WORK INSTRUCTIONS:
Check each line of the listing for the word "française" and report how many lines contain it, giving nothing but the number.

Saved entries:
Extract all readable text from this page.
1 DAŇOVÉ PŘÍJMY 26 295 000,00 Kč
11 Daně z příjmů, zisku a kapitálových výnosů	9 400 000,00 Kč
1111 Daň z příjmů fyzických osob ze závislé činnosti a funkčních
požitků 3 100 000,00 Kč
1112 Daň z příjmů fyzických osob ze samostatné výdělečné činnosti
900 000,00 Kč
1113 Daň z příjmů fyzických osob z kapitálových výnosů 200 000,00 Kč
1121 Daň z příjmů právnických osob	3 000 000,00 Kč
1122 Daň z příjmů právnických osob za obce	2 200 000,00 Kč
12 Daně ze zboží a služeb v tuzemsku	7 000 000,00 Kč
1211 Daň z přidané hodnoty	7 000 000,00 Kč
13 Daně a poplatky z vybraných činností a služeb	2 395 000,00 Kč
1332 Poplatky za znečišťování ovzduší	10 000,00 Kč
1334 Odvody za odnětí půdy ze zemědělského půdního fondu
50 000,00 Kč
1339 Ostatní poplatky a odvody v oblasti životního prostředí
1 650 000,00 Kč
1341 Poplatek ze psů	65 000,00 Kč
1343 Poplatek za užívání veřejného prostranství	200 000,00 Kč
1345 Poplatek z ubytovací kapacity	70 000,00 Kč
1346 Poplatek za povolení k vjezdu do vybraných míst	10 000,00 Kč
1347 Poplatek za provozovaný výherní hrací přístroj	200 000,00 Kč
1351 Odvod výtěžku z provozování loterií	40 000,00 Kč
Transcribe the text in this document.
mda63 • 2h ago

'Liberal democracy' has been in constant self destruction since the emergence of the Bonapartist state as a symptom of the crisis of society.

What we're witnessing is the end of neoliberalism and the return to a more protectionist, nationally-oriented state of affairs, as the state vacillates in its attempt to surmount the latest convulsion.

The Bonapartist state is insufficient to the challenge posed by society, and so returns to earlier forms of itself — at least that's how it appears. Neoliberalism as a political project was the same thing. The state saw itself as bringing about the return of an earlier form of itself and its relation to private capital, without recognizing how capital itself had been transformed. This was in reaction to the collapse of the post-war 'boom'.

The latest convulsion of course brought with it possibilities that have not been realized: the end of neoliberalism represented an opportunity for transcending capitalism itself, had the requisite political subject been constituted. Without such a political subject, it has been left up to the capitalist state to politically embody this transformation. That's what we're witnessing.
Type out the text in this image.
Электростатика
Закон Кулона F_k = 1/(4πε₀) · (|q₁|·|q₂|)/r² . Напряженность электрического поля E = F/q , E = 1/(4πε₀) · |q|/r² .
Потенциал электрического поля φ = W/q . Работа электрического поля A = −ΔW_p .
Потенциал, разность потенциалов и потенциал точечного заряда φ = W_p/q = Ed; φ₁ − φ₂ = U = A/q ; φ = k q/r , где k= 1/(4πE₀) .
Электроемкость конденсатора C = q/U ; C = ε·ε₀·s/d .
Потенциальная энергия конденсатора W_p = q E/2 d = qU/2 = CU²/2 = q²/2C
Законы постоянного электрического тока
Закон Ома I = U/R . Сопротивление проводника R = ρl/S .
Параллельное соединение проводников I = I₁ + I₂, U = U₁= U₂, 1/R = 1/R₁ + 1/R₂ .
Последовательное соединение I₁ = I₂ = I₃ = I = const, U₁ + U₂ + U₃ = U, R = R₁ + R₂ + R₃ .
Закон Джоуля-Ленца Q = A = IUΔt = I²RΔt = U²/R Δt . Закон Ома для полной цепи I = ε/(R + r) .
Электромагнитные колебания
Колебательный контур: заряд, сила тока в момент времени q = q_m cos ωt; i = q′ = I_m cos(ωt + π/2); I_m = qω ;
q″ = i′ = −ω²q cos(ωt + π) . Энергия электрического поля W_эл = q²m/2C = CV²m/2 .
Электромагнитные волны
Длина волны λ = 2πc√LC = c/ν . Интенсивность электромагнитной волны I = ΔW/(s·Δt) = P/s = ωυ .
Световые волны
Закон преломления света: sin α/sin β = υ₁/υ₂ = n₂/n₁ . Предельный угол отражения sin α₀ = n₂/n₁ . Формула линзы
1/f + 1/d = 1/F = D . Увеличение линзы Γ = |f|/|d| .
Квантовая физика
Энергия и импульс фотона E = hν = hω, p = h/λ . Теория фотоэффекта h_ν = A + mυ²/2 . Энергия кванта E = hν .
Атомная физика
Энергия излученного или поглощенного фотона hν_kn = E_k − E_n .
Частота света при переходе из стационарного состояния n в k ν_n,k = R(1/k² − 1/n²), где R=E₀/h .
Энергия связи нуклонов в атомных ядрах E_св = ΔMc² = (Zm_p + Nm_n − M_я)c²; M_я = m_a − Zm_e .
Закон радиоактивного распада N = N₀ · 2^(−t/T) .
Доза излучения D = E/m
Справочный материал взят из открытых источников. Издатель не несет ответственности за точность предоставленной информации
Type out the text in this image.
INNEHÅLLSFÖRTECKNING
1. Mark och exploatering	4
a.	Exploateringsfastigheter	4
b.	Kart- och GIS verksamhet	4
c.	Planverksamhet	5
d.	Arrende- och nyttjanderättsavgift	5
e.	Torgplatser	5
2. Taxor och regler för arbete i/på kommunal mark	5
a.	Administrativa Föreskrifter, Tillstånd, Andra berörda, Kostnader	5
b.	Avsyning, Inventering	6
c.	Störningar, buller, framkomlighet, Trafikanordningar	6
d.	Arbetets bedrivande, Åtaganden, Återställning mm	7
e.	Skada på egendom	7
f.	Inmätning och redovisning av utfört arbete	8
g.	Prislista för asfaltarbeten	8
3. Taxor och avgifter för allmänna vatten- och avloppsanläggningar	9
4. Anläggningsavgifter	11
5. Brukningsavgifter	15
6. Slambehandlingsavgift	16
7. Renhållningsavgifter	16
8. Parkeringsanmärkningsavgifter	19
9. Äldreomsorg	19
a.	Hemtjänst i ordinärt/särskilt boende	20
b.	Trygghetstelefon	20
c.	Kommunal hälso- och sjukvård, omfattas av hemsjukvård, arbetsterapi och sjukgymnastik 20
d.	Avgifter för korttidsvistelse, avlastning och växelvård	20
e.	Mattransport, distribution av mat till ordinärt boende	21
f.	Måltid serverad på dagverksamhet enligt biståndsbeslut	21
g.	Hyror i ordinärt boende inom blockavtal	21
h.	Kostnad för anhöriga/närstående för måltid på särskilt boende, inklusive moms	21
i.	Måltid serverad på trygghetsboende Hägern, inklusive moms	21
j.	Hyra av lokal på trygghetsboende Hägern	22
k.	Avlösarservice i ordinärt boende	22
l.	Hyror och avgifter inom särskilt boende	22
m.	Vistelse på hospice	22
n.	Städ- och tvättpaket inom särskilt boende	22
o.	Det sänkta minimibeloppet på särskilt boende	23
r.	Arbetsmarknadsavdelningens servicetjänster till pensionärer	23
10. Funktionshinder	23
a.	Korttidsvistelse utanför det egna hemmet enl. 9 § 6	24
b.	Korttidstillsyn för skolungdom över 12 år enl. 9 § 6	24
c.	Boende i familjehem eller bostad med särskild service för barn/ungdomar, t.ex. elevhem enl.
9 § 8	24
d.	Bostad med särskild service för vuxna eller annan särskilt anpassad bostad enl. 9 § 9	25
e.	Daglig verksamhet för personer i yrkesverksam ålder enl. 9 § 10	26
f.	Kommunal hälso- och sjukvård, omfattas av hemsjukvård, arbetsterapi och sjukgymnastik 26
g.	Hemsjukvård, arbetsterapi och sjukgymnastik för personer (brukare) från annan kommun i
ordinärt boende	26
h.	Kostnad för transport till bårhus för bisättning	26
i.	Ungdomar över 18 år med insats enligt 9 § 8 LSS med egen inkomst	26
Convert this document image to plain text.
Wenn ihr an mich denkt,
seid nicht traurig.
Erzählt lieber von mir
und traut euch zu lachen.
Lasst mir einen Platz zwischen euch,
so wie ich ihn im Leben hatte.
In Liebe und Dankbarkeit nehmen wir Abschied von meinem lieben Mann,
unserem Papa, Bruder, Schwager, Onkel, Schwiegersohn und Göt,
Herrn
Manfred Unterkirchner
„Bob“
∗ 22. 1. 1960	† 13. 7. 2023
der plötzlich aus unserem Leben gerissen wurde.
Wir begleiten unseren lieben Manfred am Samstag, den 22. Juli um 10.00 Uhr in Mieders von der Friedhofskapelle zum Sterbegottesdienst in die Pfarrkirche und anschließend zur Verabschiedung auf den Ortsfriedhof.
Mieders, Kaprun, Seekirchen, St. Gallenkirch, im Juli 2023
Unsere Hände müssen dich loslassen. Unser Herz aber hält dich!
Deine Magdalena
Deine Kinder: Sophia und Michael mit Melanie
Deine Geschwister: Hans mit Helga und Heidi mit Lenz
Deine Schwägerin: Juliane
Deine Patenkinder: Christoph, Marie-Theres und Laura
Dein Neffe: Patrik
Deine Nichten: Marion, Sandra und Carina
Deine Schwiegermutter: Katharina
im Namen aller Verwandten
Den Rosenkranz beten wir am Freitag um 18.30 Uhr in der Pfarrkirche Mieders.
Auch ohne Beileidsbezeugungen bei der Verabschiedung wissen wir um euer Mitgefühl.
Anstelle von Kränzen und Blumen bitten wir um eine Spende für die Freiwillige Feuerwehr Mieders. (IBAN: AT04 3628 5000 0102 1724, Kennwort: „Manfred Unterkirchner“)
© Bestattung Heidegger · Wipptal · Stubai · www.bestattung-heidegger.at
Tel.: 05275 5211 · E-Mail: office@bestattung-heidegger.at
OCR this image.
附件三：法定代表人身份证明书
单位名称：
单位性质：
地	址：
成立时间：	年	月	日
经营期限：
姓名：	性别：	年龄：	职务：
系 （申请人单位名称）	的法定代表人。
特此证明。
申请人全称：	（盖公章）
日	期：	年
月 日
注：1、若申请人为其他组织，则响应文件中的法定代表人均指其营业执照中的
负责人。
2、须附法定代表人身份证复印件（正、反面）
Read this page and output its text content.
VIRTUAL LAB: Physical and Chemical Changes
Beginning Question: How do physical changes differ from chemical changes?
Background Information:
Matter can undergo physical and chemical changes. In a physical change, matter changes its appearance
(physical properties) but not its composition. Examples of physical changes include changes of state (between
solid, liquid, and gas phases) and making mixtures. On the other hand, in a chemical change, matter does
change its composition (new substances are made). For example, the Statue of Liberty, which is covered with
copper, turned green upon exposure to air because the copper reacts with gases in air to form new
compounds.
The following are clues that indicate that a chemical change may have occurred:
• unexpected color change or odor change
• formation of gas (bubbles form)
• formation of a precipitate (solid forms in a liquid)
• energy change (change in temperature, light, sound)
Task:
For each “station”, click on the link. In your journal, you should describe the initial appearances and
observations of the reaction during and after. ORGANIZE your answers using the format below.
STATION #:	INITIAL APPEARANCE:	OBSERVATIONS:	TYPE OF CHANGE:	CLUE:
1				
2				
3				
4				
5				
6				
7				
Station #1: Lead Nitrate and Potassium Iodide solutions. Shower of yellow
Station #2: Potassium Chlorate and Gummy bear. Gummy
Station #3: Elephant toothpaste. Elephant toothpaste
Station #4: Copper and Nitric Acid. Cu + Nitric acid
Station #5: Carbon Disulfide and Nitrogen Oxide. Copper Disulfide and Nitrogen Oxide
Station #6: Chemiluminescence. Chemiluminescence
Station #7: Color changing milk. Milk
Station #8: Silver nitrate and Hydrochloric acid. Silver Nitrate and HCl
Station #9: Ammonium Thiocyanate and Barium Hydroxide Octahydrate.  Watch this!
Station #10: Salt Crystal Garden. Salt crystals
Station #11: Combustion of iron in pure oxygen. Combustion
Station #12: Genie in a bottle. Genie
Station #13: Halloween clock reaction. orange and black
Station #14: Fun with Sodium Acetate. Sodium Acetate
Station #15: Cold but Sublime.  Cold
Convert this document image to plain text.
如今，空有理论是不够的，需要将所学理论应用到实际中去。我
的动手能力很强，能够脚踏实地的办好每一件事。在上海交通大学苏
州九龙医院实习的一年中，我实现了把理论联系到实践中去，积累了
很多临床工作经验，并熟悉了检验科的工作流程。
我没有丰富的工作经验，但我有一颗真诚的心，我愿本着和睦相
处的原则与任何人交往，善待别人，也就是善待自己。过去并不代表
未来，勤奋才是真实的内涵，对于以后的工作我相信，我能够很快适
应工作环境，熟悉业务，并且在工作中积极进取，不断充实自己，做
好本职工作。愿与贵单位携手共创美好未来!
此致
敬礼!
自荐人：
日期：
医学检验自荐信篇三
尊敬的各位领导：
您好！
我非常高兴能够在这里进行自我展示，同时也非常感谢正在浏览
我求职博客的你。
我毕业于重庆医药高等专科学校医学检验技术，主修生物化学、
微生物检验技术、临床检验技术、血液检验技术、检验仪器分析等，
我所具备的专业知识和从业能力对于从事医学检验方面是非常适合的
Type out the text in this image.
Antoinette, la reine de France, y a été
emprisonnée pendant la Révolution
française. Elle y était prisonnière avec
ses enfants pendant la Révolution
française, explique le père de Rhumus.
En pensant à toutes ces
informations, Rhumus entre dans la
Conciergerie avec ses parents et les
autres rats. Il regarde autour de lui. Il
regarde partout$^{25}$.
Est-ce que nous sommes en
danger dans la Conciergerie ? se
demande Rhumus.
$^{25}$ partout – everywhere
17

EXERCISE ANSWER:
2